Exercise details.
Below is a block of data; give all of it again word for word.

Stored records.

----------

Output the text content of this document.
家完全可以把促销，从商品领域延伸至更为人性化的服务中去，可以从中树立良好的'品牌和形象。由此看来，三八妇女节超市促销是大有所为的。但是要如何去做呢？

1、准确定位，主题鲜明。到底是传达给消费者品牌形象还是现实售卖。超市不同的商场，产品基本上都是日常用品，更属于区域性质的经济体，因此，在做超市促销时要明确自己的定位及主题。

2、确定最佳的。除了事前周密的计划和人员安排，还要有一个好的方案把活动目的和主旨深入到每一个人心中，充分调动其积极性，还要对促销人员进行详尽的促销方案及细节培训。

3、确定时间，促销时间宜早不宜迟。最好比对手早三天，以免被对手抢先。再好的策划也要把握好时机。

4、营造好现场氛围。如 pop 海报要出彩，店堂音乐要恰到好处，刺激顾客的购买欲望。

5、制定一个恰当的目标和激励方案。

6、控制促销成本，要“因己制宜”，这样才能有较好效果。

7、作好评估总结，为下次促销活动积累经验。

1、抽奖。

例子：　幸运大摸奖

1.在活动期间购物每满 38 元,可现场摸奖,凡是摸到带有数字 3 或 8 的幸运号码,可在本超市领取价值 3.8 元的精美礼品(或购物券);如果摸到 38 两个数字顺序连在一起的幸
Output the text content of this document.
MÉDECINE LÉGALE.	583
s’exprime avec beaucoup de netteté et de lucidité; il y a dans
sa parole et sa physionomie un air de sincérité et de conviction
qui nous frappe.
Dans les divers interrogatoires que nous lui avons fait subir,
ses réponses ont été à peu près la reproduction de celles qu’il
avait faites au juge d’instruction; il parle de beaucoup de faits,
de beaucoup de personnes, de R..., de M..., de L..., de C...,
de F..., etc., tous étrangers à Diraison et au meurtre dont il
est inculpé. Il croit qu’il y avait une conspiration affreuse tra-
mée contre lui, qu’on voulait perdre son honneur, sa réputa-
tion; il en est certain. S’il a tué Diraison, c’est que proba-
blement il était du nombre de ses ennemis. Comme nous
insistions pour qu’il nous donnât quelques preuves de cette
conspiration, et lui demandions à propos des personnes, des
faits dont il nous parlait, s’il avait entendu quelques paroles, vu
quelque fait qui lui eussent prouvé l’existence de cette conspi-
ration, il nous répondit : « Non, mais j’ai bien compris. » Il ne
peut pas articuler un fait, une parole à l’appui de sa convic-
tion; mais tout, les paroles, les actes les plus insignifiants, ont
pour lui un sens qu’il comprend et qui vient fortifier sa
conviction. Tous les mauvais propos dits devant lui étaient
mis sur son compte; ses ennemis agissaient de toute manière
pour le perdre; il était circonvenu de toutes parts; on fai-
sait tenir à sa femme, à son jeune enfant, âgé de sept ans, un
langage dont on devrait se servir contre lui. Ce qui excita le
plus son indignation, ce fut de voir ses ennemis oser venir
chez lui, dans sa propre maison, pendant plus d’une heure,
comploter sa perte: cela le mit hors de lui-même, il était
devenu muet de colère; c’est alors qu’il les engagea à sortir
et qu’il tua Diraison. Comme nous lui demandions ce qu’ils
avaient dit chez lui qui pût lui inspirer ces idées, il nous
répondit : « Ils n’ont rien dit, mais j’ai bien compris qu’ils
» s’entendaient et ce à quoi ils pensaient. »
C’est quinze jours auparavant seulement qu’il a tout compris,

----------

Exercise result.
Output the text content of this document.
家完全可以把促销，从商品领域延伸至更为人性化的服务中去，可以从中树立良好的'品牌和形象。由此看来，三八妇女节超市促销是大有所为的。但是要如何去做呢？

1、准确定位，主题鲜明。到底是传达给消费者品牌形象还是现实售卖。超市不同的商场，产品基本上都是日常用品，更属于区域性质的经济体，因此，在做超市促销时要明确自己的定位及主题。

2、确定最佳的。除了事前周密的计划和人员安排，还要有一个好的方案把活动目的和主旨深入到每一个人心中，充分调动其积极性，还要对促销人员进行详尽的促销方案及细节培训。

3、确定时间，促销时间宜早不宜迟。最好比对手早三天，以免被对手抢先。再好的策划也要把握好时机。

4、营造好现场氛围。如 pop 海报要出彩，店堂音乐要恰到好处，刺激顾客的购买欲望。

5、制定一个恰当的目标和激励方案。

6、控制促销成本，要“因己制宜”，这样才能有较好效果。

7、作好评估总结，为下次促销活动积累经验。

1、抽奖。

例子：　幸运大摸奖

1.在活动期间购物每满 38 元,可现场摸奖,凡是摸到带有数字 3 或 8 的幸运号码,可在本超市领取价值 3.8 元的精美礼品(或购物券);如果摸到 38 两个数字顺序连在一起的幸
Output the text content of this document.
MÉDECINE LÉGALE.	583
s’exprime avec beaucoup de netteté et de lucidité; il y a dans
sa parole et sa physionomie un air de sincérité et de conviction
qui nous frappe.
Dans les divers interrogatoires que nous lui avons fait subir,
ses réponses ont été à peu près la reproduction de celles qu’il
avait faites au juge d’instruction; il parle de beaucoup de faits,
de beaucoup de personnes, de R..., de M..., de L..., de C...,
de F..., etc., tous étrangers à Diraison et au meurtre dont il
est inculpé. Il croit qu’il y avait une conspiration affreuse tra-
mée contre lui, qu’on voulait perdre son honneur, sa réputa-
tion; il en est certain. S’il a tué Diraison, c’est que proba-
blement il était du nombre de ses ennemis. Comme nous
insistions pour qu’il nous donnât quelques preuves de cette
conspiration, et lui demandions à propos des personnes, des
faits dont il nous parlait, s’il avait entendu quelques paroles, vu
quelque fait qui lui eussent prouvé l’existence de cette conspi-
ration, il nous répondit : « Non, mais j’ai bien compris. » Il ne
peut pas articuler un fait, une parole à l’appui de sa convic-
tion; mais tout, les paroles, les actes les plus insignifiants, ont
pour lui un sens qu’il comprend et qui vient fortifier sa
conviction. Tous les mauvais propos dits devant lui étaient
mis sur son compte; ses ennemis agissaient de toute manière
pour le perdre; il était circonvenu de toutes parts; on fai-
sait tenir à sa femme, à son jeune enfant, âgé de sept ans, un
langage dont on devrait se servir contre lui. Ce qui excita le
plus son indignation, ce fut de voir ses ennemis oser venir
chez lui, dans sa propre maison, pendant plus d’une heure,
comploter sa perte: cela le mit hors de lui-même, il était
devenu muet de colère; c’est alors qu’il les engagea à sortir
et qu’il tua Diraison. Comme nous lui demandions ce qu’ils
avaient dit chez lui qui pût lui inspirer ces idées, il nous
répondit : « Ils n’ont rien dit, mais j’ai bien compris qu’ils
» s’entendaient et ce à quoi ils pensaient. »
C’est quinze jours auparavant seulement qu’il a tout compris,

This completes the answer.